▶ Your goal:
Quote the material exactly from the line that contains "What data populates" through its last line. Any pictures are to be left out.

Dataset excerpts:
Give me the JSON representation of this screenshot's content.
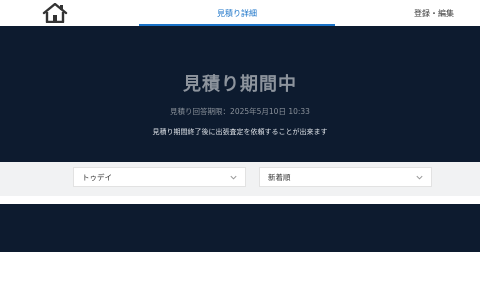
{
  "header": {
    "home_icon": "home-icon",
    "active_tab_label": "見積り詳細",
    "edit_tab_label": "登録・編集"
  },
  "hero": {
    "title": "見積り期間中",
    "deadline": "見積り回答期限：2025年5月10日 10:33",
    "note": "見積り期間終了後に出張査定を依頼することが出来ます"
  },
  "filters": {
    "shop_selected": "トゥデイ",
    "sort_selected": "新着順"
  },
  "colors": {
    "hero_bg": "#0d1b2f",
    "accent": "#1a73c8",
    "filter_bg": "#f1f2f3"
  }
}
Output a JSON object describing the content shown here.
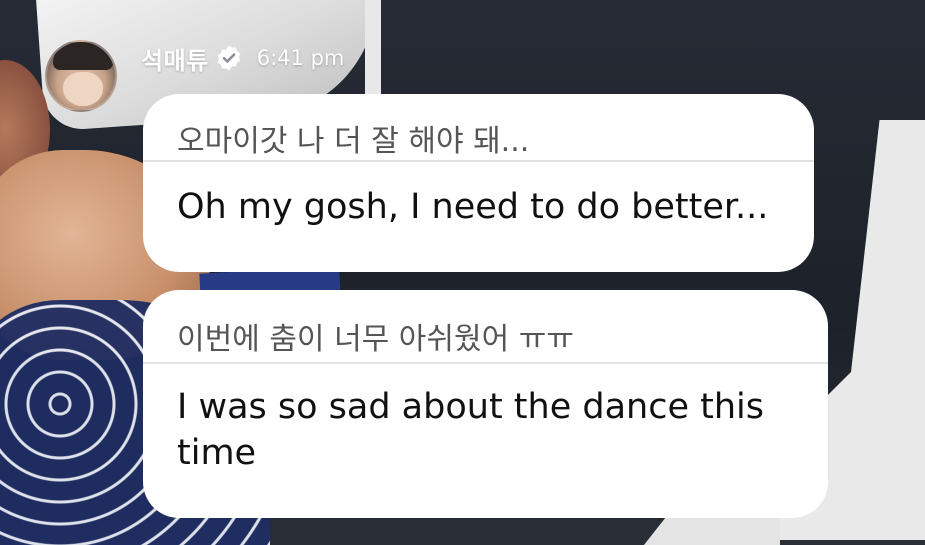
{
  "post": {
    "author_name": "석매튜",
    "time": "6:41 pm",
    "verified_icon": "verified-check-icon"
  },
  "messages": [
    {
      "original": "오마이갓 나 더 잘 해야 돼...",
      "translation": "Oh my gosh, I need to do better..."
    },
    {
      "original": "이번에 춤이 너무 아쉬웠어 ㅠㅠ",
      "translation": "I was so sad about the dance this time"
    }
  ],
  "colors": {
    "bubble": "#ffffff",
    "original_text": "#555555",
    "translation_text": "#111111",
    "divider": "#e3e3e3"
  }
}
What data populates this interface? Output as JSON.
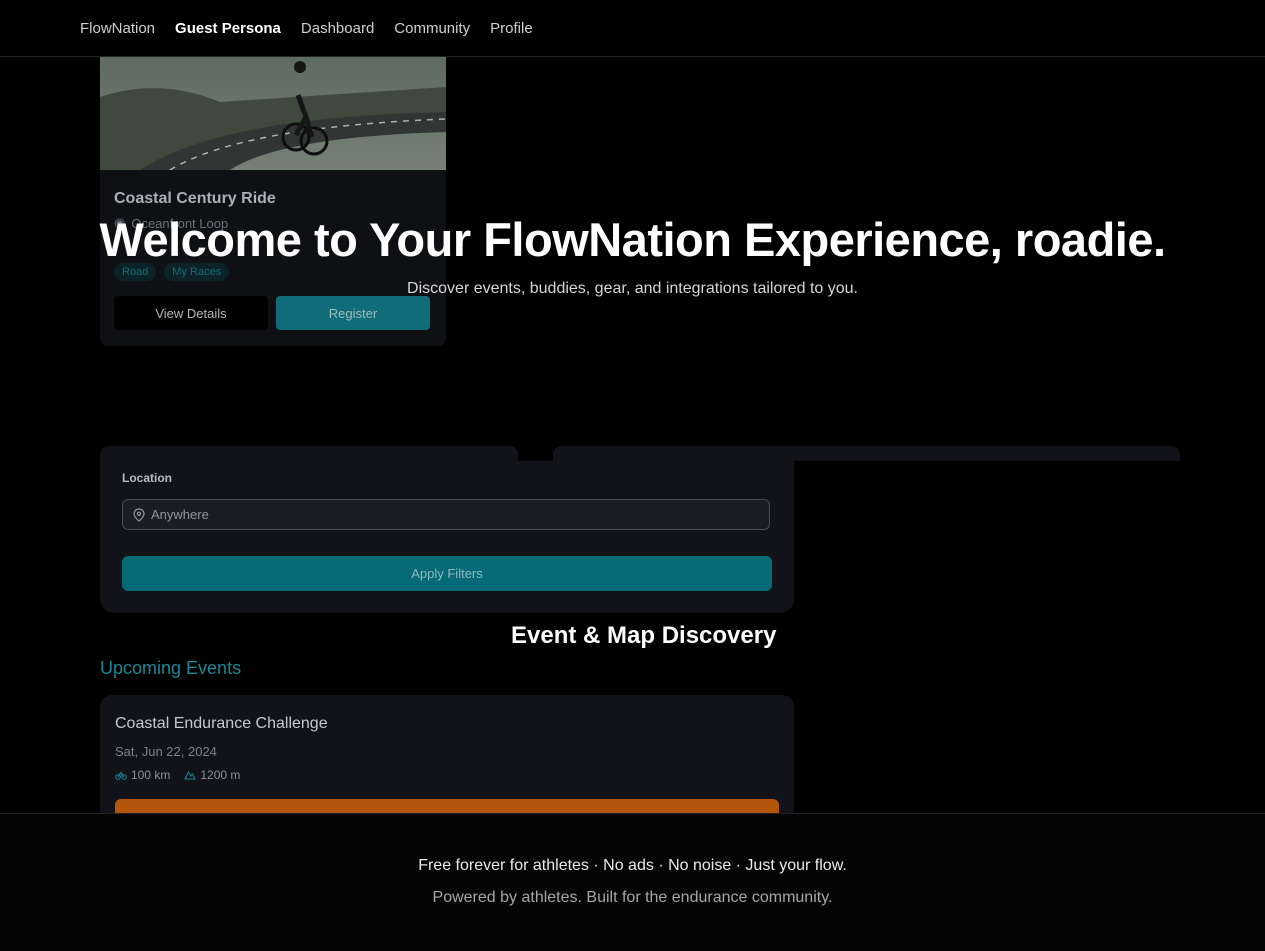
{
  "nav": {
    "items": [
      "FlowNation",
      "Guest Persona",
      "Dashboard",
      "Community",
      "Profile"
    ],
    "active": "Guest Persona"
  },
  "featured": {
    "title": "Coastal Century Ride",
    "location": "Oceanfront Loop",
    "tags": [
      "Road",
      "My Races"
    ],
    "view_label": "View Details",
    "register_label": "Register"
  },
  "hero": {
    "title": "Welcome to Your FlowNation Experience, roadie.",
    "subtitle": "Discover events, buddies, gear, and integrations tailored to you."
  },
  "filters": {
    "location_label": "Location",
    "location_placeholder": "Anywhere",
    "apply_label": "Apply Filters"
  },
  "discovery": {
    "section_title": "Event & Map Discovery",
    "upcoming_label": "Upcoming Events",
    "event": {
      "title": "Coastal Endurance Challenge",
      "date": "Sat, Jun 22, 2024",
      "distance": "100 km",
      "elevation": "1200 m"
    }
  },
  "footer": {
    "line1": "Free forever for athletes · No ads · No noise · Just your flow.",
    "line2": "Powered by athletes. Built for the endurance community."
  },
  "colors": {
    "accent": "#127f8e",
    "cta": "#b4560c"
  }
}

▶ Written solution:
What data populates this interface? Output as JSON.
{
  "nav": {
    "items": [
      "FlowNation",
      "Guest Persona",
      "Dashboard",
      "Community",
      "Profile"
    ],
    "active": "Guest Persona"
  },
  "featured": {
    "title": "Coastal Century Ride",
    "location": "Oceanfront Loop",
    "tags": [
      "Road",
      "My Races"
    ],
    "view_label": "View Details",
    "register_label": "Register"
  },
  "hero": {
    "title": "Welcome to Your FlowNation Experience, roadie.",
    "subtitle": "Discover events, buddies, gear, and integrations tailored to you."
  },
  "filters": {
    "location_label": "Location",
    "location_placeholder": "Anywhere",
    "apply_label": "Apply Filters"
  },
  "discovery": {
    "section_title": "Event & Map Discovery",
    "upcoming_label": "Upcoming Events",
    "event": {
      "title": "Coastal Endurance Challenge",
      "date": "Sat, Jun 22, 2024",
      "distance": "100 km",
      "elevation": "1200 m"
    }
  },
  "footer": {
    "line1": "Free forever for athletes · No ads · No noise · Just your flow.",
    "line2": "Powered by athletes. Built for the endurance community."
  },
  "colors": {
    "accent": "#127f8e",
    "cta": "#b4560c"
  }
}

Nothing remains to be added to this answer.